• _WRITTEN REQUEST_
Among the lines of these entries, how many hold the word "xlabel"? State only the number.

[START OF DATA IN THIS EXERCISE]

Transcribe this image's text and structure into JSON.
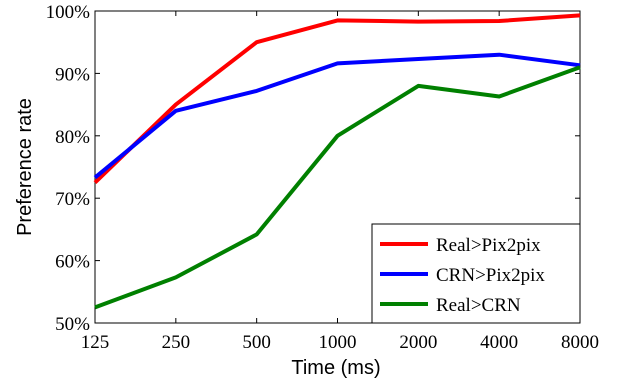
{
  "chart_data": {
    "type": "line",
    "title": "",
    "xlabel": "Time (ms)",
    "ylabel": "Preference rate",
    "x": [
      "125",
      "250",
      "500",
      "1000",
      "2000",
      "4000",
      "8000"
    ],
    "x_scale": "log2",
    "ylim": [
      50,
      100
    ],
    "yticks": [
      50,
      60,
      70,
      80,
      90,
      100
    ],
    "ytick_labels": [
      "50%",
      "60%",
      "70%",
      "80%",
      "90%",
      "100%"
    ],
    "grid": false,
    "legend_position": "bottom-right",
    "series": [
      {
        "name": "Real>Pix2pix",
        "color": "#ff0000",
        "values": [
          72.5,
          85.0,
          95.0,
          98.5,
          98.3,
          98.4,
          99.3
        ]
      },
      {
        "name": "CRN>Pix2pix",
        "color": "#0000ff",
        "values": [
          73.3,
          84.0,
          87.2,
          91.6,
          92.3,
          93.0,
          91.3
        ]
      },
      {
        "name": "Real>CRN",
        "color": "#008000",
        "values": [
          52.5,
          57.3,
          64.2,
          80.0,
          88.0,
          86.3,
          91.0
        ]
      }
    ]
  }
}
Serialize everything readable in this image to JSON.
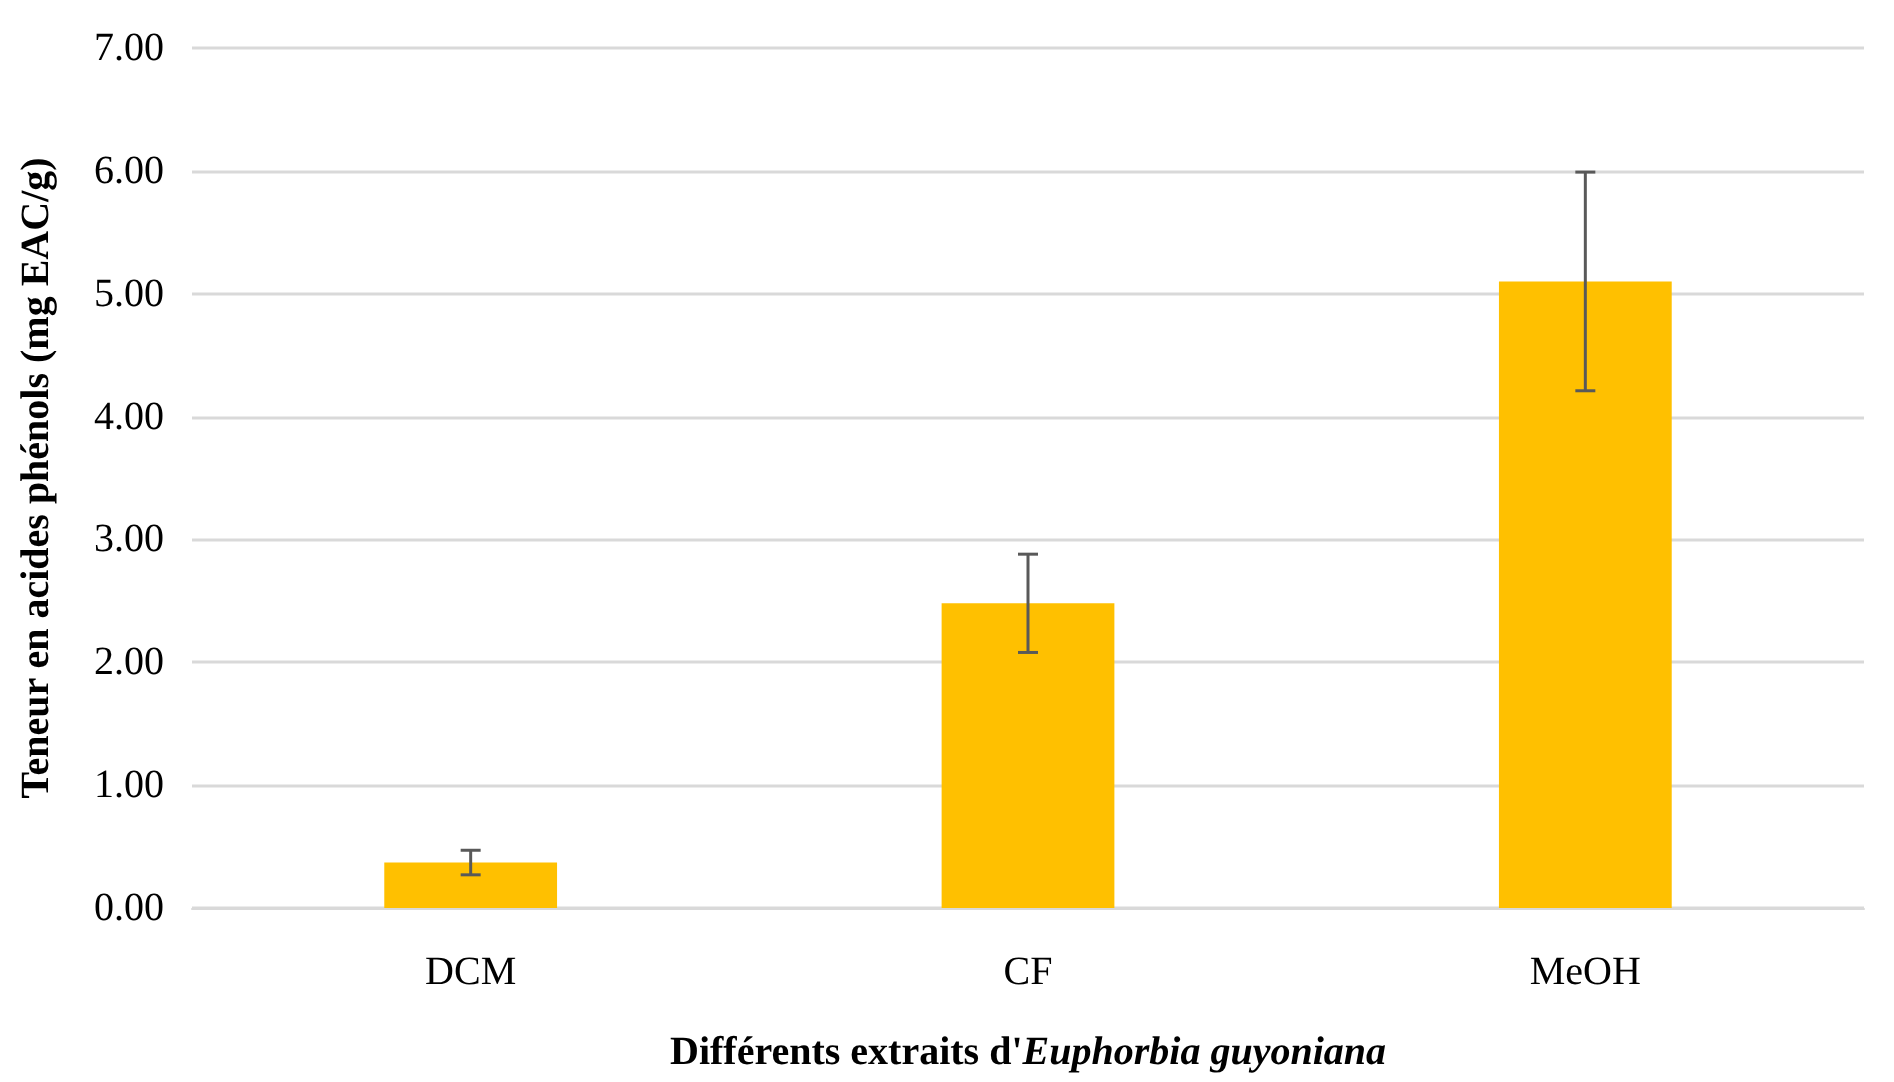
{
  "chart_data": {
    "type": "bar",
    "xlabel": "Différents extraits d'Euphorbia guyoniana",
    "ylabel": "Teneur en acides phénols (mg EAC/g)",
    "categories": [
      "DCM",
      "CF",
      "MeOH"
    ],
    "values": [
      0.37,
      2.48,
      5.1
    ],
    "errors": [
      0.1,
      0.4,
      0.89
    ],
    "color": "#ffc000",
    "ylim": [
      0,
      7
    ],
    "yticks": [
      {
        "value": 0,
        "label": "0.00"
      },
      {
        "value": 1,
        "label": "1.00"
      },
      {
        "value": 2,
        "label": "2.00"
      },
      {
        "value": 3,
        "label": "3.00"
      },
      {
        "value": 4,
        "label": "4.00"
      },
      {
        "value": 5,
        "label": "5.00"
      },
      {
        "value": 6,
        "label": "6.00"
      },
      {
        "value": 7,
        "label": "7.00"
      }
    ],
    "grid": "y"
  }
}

[END OF DATA IN THIS EXERCISE]
[START OF DATA IN THIS EXERCISE]

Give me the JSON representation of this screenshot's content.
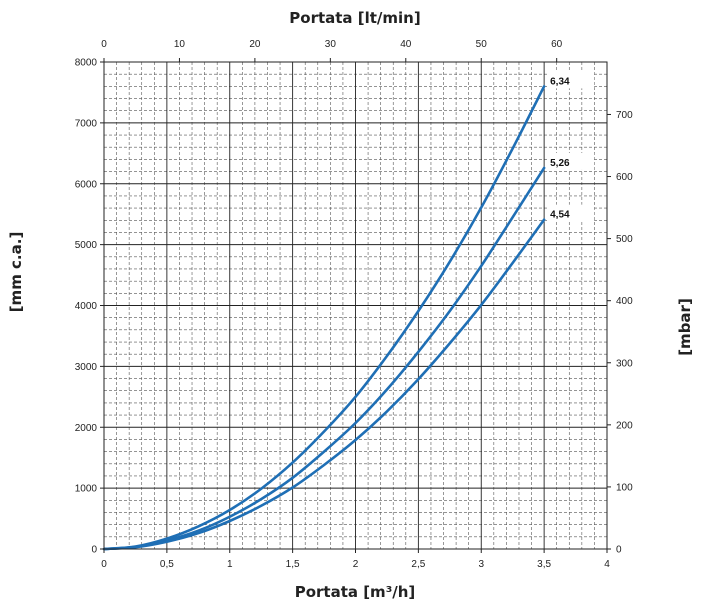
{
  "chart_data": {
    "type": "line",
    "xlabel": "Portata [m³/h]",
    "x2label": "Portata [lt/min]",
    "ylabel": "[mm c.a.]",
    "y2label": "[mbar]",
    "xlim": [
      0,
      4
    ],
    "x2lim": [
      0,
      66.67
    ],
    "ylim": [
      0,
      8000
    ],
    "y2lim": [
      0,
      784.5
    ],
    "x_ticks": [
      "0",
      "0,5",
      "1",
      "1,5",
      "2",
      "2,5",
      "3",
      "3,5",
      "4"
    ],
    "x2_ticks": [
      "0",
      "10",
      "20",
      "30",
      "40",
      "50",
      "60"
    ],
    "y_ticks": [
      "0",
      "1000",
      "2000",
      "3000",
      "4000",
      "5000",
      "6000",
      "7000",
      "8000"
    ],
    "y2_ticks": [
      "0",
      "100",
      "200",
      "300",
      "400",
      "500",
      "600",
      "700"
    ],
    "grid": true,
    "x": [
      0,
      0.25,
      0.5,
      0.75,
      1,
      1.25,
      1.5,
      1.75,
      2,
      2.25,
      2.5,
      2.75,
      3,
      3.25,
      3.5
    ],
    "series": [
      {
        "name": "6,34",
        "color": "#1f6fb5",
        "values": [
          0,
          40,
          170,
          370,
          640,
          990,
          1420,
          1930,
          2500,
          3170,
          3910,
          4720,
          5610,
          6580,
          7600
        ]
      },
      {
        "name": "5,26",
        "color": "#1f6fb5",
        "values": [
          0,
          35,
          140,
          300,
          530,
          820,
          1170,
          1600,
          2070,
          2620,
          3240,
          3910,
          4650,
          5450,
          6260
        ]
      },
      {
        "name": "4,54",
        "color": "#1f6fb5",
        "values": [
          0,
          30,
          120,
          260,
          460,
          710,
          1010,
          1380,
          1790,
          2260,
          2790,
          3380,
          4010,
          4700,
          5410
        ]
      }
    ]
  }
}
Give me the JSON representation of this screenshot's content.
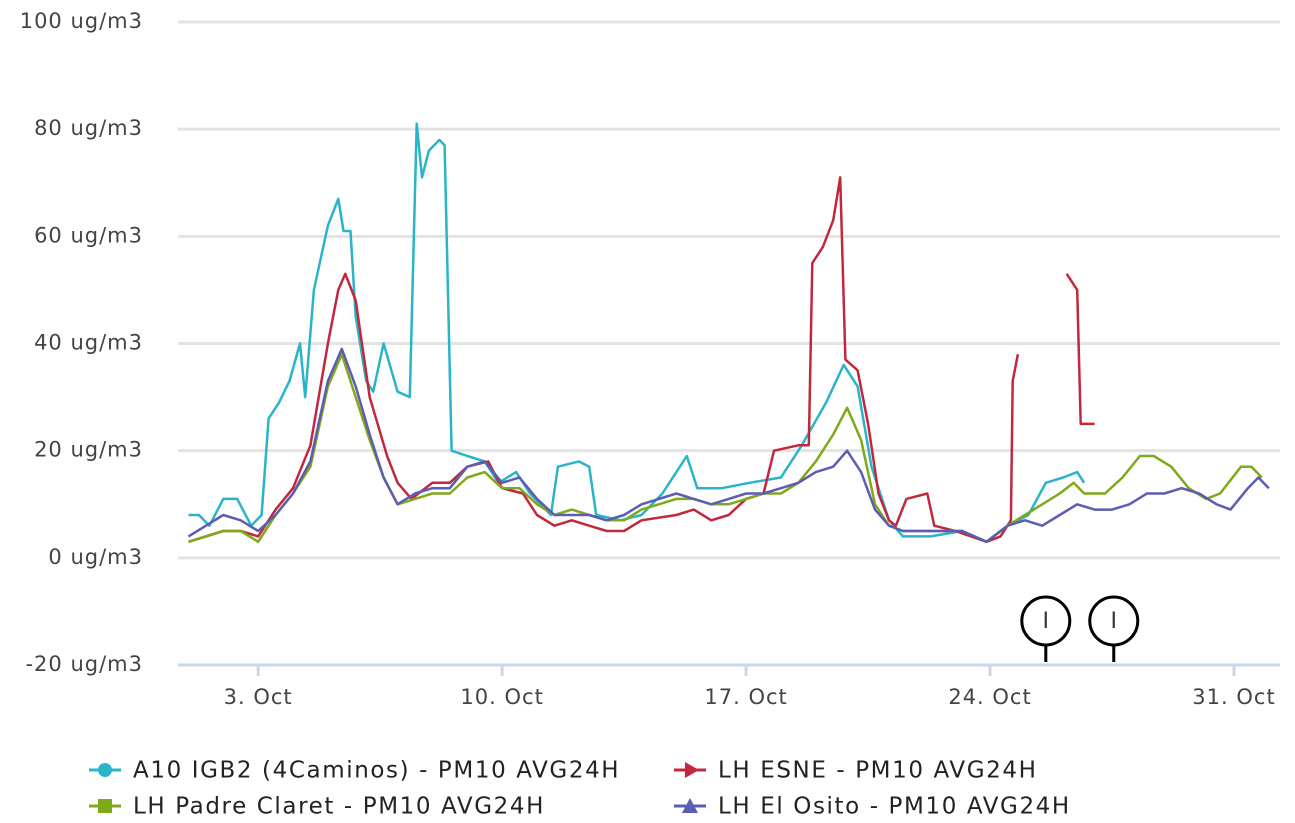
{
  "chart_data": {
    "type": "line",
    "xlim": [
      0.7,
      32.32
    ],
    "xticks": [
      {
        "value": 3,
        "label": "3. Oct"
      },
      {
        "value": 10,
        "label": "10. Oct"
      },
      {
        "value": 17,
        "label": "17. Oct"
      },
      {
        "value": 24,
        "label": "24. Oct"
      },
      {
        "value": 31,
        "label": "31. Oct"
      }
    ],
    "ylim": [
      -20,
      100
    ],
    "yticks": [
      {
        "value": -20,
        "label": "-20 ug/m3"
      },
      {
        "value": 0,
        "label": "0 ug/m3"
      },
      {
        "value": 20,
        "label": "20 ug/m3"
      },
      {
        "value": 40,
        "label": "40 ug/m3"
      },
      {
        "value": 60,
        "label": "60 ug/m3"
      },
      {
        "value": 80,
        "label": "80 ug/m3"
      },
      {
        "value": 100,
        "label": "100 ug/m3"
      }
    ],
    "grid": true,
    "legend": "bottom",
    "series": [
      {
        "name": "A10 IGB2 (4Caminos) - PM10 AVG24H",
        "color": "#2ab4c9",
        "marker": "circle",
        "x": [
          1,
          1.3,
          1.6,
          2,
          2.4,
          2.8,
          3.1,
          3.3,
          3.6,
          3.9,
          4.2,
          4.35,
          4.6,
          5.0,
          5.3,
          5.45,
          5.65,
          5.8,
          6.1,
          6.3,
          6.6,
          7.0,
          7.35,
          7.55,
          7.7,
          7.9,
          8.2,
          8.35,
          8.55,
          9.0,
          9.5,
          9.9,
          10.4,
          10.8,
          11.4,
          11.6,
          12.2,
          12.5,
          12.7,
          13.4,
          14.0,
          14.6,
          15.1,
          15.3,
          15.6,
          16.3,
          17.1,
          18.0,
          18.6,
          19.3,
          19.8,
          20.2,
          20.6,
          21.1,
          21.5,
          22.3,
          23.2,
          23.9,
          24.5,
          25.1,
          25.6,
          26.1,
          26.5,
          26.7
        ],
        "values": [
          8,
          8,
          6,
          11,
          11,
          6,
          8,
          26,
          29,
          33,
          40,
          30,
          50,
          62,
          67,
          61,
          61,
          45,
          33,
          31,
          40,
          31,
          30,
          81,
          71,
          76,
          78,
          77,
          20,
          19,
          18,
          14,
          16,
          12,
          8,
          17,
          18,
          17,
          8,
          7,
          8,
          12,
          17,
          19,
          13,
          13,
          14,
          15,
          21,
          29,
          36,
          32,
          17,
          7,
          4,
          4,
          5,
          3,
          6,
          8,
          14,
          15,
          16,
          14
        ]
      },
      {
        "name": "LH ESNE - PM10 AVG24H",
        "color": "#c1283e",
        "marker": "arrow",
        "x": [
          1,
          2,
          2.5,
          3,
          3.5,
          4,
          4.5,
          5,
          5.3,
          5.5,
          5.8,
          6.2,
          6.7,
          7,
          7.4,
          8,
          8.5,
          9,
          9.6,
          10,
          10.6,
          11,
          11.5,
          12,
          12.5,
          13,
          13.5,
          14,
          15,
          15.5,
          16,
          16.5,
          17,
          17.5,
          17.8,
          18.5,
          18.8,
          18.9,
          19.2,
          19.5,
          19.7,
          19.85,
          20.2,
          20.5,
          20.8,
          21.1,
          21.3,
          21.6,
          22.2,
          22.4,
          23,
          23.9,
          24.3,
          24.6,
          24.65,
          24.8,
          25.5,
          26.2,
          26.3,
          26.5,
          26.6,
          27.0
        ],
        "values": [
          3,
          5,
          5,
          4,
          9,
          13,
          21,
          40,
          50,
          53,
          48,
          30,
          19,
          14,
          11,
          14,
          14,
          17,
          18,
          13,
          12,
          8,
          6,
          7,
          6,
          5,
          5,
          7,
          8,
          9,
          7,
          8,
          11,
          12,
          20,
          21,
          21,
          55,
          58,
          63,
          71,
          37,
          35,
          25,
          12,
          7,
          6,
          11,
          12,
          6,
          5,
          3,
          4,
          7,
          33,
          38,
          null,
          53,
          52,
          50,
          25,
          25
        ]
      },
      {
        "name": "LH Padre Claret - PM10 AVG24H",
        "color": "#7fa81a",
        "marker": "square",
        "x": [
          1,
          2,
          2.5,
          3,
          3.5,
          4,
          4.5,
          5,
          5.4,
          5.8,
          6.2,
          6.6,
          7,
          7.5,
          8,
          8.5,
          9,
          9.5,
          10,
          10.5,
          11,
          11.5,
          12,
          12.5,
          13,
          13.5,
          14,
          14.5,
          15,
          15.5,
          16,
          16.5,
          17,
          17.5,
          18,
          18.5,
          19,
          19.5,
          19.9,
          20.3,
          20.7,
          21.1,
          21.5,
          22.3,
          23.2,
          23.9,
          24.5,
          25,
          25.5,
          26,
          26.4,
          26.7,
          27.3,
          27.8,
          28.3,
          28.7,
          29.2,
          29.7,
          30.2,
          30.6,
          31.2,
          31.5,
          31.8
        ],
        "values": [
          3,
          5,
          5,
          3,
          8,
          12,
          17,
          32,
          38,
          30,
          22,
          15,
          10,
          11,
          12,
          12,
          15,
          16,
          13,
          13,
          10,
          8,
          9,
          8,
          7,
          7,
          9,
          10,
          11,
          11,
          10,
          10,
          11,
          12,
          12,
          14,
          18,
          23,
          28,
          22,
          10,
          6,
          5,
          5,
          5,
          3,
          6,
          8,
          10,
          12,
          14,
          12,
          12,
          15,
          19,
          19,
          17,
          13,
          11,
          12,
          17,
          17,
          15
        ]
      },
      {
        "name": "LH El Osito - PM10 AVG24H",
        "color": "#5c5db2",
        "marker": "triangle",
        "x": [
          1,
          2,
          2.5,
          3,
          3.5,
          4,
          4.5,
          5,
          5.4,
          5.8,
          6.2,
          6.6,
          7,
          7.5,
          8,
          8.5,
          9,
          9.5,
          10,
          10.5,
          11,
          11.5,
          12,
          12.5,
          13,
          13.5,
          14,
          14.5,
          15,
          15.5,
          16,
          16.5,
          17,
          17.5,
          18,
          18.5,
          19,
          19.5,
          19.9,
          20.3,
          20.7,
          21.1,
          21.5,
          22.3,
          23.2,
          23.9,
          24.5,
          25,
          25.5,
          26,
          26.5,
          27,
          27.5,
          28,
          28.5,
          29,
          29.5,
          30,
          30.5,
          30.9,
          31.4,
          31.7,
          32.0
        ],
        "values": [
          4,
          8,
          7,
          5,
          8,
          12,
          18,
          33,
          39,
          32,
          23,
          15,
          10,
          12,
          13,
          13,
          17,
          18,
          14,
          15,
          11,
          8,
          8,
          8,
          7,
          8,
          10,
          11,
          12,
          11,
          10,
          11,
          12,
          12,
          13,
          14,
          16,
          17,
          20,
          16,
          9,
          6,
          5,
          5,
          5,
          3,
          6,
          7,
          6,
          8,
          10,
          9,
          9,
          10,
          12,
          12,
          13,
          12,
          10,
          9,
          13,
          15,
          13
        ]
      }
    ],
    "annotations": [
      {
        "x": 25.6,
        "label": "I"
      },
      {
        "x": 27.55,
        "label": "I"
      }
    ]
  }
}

[END OF DATA IN THIS EXERCISE]

• _FINAL RESULT_
3